→ Aim: Give nothing except the number of lines containing the word "label".

→ Data in this exercise:
>>>

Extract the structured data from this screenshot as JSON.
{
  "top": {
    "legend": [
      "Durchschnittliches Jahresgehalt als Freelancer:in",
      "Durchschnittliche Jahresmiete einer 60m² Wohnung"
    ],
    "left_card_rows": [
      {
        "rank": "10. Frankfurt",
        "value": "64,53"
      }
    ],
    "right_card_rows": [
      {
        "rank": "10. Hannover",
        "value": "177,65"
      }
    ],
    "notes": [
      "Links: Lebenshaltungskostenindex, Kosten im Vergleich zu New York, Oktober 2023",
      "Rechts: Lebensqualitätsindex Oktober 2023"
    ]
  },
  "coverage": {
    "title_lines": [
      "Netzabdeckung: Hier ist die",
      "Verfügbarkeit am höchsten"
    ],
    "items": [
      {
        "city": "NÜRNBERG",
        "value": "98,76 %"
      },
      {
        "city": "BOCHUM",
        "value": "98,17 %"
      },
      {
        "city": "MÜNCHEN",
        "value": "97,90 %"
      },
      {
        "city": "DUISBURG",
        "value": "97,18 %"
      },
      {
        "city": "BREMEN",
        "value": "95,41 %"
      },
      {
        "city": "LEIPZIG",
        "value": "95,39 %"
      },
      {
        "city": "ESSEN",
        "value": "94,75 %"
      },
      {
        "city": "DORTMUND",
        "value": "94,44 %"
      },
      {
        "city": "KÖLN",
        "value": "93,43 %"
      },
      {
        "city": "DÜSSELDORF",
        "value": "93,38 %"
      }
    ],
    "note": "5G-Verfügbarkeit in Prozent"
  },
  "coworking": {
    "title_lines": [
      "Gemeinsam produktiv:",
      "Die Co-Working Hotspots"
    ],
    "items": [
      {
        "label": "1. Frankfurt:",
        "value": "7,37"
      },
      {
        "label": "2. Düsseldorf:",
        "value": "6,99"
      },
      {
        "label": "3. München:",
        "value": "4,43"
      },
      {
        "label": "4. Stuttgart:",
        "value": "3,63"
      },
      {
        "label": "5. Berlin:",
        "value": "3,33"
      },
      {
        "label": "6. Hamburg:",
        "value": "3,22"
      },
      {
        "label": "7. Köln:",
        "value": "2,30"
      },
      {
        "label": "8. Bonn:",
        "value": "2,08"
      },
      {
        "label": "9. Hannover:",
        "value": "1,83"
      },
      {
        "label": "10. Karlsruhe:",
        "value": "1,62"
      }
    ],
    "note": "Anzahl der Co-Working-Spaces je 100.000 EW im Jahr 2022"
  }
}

<<<

→ Solution for this problem: 10